- **Instructions to follow**
Return each line of the records with nothing changed, pictures excepted.

(Stored records)
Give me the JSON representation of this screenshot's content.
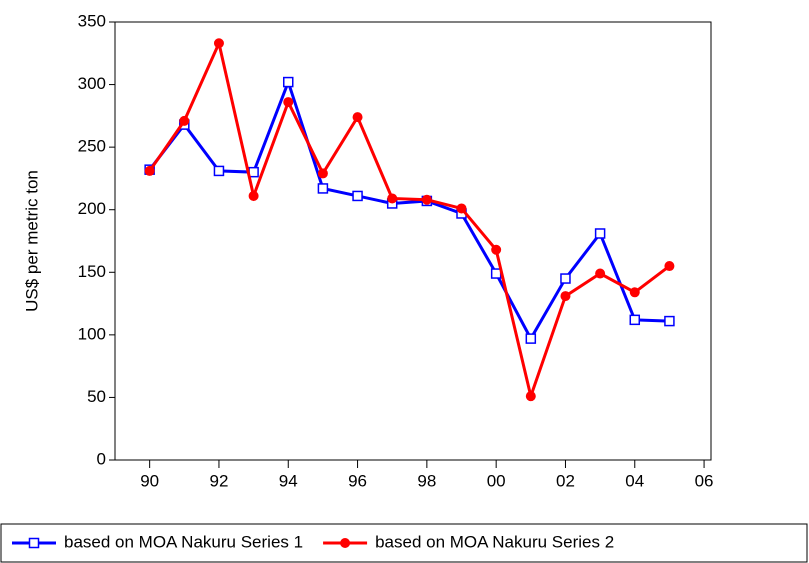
{
  "chart_data": {
    "type": "line",
    "y_label": "US$ per metric ton",
    "x": [
      1990,
      1991,
      1992,
      1993,
      1994,
      1995,
      1996,
      1997,
      1998,
      1999,
      2000,
      2001,
      2002,
      2003,
      2004,
      2005
    ],
    "series": [
      {
        "name": "based on MOA Nakuru Series 1",
        "color": "#0000ff",
        "marker": "square",
        "values": [
          232,
          268,
          231,
          230,
          302,
          217,
          211,
          205,
          207,
          197,
          149,
          97,
          145,
          181,
          112,
          111
        ]
      },
      {
        "name": "based on MOA Nakuru Series 2",
        "color": "#ff0000",
        "marker": "circle",
        "values": [
          231,
          271,
          333,
          211,
          286,
          229,
          274,
          209,
          208,
          201,
          168,
          51,
          131,
          149,
          134,
          155
        ]
      }
    ],
    "xlim": [
      1989,
      2006.2
    ],
    "xticks": [
      {
        "value": 1990,
        "label": "90"
      },
      {
        "value": 1992,
        "label": "92"
      },
      {
        "value": 1994,
        "label": "94"
      },
      {
        "value": 1996,
        "label": "96"
      },
      {
        "value": 1998,
        "label": "98"
      },
      {
        "value": 2000,
        "label": "00"
      },
      {
        "value": 2002,
        "label": "02"
      },
      {
        "value": 2004,
        "label": "04"
      },
      {
        "value": 2006,
        "label": "06"
      }
    ],
    "ylim": [
      0,
      350
    ],
    "yticks": [
      0,
      50,
      100,
      150,
      200,
      250,
      300,
      350
    ],
    "legend": "bottom"
  }
}
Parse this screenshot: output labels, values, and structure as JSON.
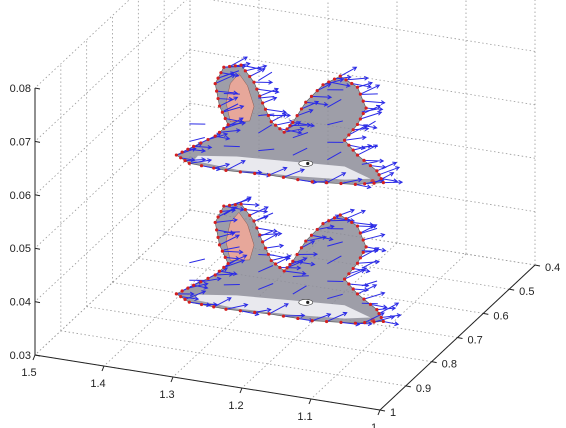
{
  "chart_data": {
    "type": "quiver3d",
    "title": "",
    "xlabel": "",
    "ylabel": "",
    "zlabel": "",
    "grid": true,
    "xlim": [
      1,
      1.5
    ],
    "ylim": [
      0.4,
      1
    ],
    "zlim": [
      0.03,
      0.08
    ],
    "x_ticks": [
      "1",
      "1.1",
      "1.2",
      "1.3",
      "1.4",
      "1.5"
    ],
    "y_ticks": [
      "0.4",
      "0.5",
      "0.6",
      "0.7",
      "0.8",
      "0.9",
      "1"
    ],
    "z_ticks": [
      "0.03",
      "0.04",
      "0.05",
      "0.06",
      "0.07",
      "0.08"
    ],
    "layers": [
      {
        "name": "",
        "z": 0.067
      },
      {
        "name": "",
        "z": 0.041
      }
    ],
    "vector_color": "#2a2ae6",
    "point_color": "#d42020",
    "image_fill": "#8d8d99",
    "ear_inner_color": "#e7a79a"
  }
}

- **Expected output**
Give me the JSON representation of this screenshot's content.
{
  "chart_data": {
    "type": "line",
    "y_label": "US$ per metric ton",
    "x": [
      1990,
      1991,
      1992,
      1993,
      1994,
      1995,
      1996,
      1997,
      1998,
      1999,
      2000,
      2001,
      2002,
      2003,
      2004,
      2005
    ],
    "series": [
      {
        "name": "based on MOA Nakuru Series 1",
        "color": "#0000ff",
        "marker": "square",
        "values": [
          232,
          268,
          231,
          230,
          302,
          217,
          211,
          205,
          207,
          197,
          149,
          97,
          145,
          181,
          112,
          111
        ]
      },
      {
        "name": "based on MOA Nakuru Series 2",
        "color": "#ff0000",
        "marker": "circle",
        "values": [
          231,
          271,
          333,
          211,
          286,
          229,
          274,
          209,
          208,
          201,
          168,
          51,
          131,
          149,
          134,
          155
        ]
      }
    ],
    "xlim": [
      1989,
      2006.2
    ],
    "xticks": [
      {
        "value": 1990,
        "label": "90"
      },
      {
        "value": 1992,
        "label": "92"
      },
      {
        "value": 1994,
        "label": "94"
      },
      {
        "value": 1996,
        "label": "96"
      },
      {
        "value": 1998,
        "label": "98"
      },
      {
        "value": 2000,
        "label": "00"
      },
      {
        "value": 2002,
        "label": "02"
      },
      {
        "value": 2004,
        "label": "04"
      },
      {
        "value": 2006,
        "label": "06"
      }
    ],
    "ylim": [
      0,
      350
    ],
    "yticks": [
      0,
      50,
      100,
      150,
      200,
      250,
      300,
      350
    ],
    "legend": "bottom"
  }
}
Parse this screenshot: output labels, values, and structure as JSON.
{
  "chart_data": {
    "type": "quiver3d",
    "title": "",
    "xlabel": "",
    "ylabel": "",
    "zlabel": "",
    "grid": true,
    "xlim": [
      1,
      1.5
    ],
    "ylim": [
      0.4,
      1
    ],
    "zlim": [
      0.03,
      0.08
    ],
    "x_ticks": [
      "1",
      "1.1",
      "1.2",
      "1.3",
      "1.4",
      "1.5"
    ],
    "y_ticks": [
      "0.4",
      "0.5",
      "0.6",
      "0.7",
      "0.8",
      "0.9",
      "1"
    ],
    "z_ticks": [
      "0.03",
      "0.04",
      "0.05",
      "0.06",
      "0.07",
      "0.08"
    ],
    "layers": [
      {
        "name": "",
        "z": 0.067
      },
      {
        "name": "",
        "z": 0.041
      }
    ],
    "vector_color": "#2a2ae6",
    "point_color": "#d42020",
    "image_fill": "#8d8d99",
    "ear_inner_color": "#e7a79a"
  }
}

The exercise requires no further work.